• [CHALLENGE]: Gather all lines from the material that contain the word "показателя".

• [Dataset items]:
☆ ☆ ☆ ☆ ☆ ☆ ☆

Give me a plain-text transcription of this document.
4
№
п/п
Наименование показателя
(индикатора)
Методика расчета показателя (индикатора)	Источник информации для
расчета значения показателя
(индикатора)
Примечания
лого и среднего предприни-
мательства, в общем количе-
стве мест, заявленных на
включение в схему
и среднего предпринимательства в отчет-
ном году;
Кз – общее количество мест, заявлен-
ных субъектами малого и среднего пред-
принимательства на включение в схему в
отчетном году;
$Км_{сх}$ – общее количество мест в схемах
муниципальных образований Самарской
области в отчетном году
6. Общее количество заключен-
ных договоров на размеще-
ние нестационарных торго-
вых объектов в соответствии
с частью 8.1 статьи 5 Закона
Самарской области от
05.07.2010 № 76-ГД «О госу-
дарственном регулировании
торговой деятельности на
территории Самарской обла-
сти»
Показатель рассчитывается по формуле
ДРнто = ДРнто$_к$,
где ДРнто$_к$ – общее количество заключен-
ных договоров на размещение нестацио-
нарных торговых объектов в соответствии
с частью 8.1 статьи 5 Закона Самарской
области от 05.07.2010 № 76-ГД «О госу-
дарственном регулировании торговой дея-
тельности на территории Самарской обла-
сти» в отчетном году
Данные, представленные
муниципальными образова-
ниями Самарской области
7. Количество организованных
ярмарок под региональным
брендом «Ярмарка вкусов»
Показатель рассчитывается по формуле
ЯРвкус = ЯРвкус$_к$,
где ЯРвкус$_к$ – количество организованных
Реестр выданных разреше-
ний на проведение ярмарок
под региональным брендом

☆ ☆ ☆ ☆ ☆ ☆ ☆

• [THE ANSWER]:
Наименование показателя
Методика расчета показателя (индикатора)	Источник информации для
расчета значения показателя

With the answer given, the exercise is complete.